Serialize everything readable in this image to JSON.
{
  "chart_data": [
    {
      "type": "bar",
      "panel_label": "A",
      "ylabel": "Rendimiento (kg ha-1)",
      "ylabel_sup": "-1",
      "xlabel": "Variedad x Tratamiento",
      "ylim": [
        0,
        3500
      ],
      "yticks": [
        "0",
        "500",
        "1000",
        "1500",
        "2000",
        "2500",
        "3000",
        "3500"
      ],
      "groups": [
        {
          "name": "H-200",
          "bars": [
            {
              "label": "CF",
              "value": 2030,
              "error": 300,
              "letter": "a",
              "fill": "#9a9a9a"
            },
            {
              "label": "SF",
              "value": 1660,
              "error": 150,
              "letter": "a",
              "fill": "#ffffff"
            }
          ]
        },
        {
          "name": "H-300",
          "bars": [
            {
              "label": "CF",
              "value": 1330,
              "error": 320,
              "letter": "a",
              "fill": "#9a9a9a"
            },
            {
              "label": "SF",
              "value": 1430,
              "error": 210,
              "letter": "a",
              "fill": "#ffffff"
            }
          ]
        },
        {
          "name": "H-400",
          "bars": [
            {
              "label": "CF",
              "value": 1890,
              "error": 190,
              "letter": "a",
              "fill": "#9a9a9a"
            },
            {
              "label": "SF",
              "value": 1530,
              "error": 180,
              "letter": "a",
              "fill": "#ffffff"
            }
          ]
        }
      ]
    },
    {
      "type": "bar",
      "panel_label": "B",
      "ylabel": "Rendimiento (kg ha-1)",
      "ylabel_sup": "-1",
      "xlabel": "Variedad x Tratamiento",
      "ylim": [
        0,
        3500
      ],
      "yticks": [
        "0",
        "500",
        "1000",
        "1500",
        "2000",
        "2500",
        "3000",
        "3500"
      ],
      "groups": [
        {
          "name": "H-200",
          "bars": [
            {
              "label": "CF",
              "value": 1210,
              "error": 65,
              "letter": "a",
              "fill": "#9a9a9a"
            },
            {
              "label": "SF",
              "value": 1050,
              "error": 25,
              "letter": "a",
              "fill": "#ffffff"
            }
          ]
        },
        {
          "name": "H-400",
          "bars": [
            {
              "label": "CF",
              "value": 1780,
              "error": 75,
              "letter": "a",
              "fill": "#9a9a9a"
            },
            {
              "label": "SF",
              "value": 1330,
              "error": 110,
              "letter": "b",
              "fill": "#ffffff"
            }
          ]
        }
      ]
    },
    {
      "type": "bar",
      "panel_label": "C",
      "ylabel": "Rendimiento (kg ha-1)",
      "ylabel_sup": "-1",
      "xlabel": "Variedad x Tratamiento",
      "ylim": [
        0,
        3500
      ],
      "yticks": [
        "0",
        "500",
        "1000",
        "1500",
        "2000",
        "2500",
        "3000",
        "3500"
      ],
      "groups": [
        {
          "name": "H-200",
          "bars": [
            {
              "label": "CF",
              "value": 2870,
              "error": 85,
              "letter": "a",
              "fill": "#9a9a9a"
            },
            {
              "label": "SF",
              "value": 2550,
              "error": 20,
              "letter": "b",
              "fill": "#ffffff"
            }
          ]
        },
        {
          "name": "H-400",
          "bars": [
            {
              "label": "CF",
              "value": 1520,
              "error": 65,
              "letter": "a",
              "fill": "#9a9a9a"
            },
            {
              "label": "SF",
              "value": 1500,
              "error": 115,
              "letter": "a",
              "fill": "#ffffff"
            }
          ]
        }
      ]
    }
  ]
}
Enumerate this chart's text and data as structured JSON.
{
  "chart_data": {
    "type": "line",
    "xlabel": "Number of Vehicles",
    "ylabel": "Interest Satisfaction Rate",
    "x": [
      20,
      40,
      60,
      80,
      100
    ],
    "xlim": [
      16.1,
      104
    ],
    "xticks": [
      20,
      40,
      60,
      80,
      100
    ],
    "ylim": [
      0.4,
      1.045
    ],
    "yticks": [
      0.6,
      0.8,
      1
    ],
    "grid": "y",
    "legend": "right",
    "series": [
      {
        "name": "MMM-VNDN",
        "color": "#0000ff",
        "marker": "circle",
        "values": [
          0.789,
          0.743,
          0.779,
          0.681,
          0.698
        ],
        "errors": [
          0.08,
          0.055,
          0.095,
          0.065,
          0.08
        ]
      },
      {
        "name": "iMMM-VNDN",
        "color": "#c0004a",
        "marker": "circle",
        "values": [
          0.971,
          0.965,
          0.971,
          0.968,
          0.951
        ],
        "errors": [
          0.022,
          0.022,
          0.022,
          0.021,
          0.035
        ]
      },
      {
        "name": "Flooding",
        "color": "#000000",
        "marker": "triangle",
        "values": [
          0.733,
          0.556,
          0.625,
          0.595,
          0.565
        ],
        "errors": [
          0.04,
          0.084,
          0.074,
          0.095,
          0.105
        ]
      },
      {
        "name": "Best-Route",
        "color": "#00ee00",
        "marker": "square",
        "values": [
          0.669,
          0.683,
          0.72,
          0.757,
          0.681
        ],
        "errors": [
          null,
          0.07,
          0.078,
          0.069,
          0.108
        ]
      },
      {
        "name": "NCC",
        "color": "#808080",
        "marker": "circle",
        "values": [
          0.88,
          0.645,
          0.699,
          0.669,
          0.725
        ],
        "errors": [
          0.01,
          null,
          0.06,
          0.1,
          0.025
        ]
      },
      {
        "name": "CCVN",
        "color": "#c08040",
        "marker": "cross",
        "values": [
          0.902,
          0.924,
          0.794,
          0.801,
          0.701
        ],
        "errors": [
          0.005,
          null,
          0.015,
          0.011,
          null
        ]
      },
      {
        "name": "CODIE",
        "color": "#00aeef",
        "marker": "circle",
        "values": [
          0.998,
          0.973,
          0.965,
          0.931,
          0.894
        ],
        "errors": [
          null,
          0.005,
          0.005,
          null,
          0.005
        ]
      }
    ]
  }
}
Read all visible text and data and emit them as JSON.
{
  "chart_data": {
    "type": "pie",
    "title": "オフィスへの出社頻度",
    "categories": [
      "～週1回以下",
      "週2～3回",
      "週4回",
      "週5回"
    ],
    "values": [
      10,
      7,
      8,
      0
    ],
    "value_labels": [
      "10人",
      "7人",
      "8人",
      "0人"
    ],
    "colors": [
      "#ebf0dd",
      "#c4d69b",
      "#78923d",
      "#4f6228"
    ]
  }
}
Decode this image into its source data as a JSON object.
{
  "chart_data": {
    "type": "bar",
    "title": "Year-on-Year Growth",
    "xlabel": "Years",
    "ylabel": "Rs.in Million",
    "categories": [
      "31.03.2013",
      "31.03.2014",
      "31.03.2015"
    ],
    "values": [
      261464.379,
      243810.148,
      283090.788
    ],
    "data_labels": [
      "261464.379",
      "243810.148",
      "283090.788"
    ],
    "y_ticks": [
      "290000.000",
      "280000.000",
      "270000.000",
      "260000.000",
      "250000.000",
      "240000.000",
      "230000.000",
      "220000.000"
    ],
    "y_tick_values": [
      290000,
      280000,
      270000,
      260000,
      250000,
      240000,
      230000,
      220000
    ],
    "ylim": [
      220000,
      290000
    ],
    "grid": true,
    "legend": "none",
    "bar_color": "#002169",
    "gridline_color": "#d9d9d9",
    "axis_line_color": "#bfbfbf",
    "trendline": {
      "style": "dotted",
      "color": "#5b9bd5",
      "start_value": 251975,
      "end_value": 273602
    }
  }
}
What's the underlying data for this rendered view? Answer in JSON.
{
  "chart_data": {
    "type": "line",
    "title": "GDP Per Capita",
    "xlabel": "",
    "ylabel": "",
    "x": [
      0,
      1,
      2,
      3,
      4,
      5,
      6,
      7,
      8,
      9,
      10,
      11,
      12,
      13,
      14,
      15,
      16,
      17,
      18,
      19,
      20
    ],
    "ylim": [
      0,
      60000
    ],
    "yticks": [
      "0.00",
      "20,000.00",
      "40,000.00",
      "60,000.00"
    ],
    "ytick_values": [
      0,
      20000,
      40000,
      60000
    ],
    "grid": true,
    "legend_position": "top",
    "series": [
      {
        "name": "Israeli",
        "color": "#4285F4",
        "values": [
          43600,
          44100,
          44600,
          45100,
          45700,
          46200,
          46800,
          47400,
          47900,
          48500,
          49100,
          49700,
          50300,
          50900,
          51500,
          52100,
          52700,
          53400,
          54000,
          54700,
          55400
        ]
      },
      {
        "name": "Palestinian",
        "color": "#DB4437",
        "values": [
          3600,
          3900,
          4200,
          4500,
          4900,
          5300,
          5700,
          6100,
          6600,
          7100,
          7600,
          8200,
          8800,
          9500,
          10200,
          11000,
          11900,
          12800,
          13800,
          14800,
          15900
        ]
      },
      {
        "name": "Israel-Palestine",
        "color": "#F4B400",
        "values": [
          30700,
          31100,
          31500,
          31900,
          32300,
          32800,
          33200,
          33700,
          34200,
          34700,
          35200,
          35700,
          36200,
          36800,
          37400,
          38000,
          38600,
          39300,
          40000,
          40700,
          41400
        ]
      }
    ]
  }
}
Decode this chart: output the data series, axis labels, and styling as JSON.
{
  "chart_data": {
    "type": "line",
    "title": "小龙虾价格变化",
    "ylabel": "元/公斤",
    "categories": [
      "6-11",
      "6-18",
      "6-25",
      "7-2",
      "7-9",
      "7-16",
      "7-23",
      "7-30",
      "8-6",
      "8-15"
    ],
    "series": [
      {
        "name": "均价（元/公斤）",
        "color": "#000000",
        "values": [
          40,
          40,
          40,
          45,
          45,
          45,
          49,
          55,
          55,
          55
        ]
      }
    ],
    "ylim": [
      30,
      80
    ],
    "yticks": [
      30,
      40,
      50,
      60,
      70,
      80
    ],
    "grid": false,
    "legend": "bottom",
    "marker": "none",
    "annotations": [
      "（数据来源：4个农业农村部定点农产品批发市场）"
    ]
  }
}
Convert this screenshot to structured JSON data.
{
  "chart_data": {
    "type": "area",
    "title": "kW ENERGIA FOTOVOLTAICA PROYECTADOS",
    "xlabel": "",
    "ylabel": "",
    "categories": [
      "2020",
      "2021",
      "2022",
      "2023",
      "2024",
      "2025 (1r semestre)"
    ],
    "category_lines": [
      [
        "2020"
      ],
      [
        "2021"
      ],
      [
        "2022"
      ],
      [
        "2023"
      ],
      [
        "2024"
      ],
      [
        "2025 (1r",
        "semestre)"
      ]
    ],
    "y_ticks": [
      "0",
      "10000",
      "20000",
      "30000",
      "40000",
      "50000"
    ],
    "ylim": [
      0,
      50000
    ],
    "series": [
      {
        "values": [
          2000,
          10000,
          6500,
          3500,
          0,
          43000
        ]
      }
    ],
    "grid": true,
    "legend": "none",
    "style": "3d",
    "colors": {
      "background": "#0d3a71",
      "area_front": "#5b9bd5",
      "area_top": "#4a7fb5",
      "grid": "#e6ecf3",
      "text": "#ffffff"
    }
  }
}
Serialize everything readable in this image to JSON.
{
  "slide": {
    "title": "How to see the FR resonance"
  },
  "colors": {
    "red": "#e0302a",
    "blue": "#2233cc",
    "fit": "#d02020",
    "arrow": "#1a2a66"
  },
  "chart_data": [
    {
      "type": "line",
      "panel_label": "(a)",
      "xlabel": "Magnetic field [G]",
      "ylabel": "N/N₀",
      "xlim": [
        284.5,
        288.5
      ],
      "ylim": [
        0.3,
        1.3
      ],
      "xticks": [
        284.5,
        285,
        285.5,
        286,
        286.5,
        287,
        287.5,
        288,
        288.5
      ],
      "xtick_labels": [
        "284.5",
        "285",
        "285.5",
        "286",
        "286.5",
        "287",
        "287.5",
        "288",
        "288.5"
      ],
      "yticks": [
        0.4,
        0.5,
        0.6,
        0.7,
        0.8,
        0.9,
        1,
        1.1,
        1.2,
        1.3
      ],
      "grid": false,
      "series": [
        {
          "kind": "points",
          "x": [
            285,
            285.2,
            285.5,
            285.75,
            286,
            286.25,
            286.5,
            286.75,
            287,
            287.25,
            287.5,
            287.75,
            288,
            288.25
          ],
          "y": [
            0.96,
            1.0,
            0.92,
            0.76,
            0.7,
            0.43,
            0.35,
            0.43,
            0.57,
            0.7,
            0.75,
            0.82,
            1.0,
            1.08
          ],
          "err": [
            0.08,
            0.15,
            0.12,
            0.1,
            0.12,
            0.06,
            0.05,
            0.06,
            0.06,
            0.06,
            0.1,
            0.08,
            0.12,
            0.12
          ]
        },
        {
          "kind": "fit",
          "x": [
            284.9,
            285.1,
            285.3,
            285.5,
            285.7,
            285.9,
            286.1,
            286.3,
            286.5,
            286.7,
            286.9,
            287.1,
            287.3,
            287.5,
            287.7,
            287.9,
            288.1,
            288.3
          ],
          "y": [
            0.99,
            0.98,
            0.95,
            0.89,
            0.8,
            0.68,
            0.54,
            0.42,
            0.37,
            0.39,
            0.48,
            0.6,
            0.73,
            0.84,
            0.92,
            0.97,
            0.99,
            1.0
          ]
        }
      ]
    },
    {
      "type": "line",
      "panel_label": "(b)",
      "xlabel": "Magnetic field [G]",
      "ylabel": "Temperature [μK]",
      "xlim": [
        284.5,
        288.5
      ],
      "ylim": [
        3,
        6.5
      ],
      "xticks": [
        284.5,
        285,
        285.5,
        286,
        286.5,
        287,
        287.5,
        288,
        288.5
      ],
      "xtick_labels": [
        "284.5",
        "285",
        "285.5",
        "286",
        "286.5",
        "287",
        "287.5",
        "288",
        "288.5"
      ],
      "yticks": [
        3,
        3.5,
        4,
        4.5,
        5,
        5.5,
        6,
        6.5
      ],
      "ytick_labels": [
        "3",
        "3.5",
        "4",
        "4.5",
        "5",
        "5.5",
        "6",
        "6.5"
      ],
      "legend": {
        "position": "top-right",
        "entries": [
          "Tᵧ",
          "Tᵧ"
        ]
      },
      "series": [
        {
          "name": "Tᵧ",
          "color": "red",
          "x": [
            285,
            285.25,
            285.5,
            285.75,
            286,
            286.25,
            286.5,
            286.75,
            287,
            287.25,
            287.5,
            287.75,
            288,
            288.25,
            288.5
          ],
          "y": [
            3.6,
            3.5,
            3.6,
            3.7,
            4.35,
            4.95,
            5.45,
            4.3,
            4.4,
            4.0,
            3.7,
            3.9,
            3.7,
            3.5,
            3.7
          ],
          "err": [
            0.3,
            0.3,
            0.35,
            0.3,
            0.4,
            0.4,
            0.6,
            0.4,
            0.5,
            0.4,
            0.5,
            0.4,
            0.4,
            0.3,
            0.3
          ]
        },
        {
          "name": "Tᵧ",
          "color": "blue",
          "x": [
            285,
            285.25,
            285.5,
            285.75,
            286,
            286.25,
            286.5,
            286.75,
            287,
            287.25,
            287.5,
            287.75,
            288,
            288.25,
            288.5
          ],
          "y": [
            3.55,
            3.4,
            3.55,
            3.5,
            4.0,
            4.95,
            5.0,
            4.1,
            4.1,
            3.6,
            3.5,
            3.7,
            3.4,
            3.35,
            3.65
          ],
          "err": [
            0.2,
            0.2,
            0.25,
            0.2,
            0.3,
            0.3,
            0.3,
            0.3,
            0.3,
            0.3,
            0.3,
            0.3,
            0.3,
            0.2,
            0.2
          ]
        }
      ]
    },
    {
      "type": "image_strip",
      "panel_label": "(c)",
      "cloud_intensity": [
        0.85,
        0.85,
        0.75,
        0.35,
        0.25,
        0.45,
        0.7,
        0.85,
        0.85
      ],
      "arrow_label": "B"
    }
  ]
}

OBJECTIVE |
Search the lines for "Decode". Copy each line that has it.

RESPONSE FOR THIS EXERCISE |
Decode this image into its source data as a JSON object.
Decode this chart: output the data series, axis labels, and styling as JSON.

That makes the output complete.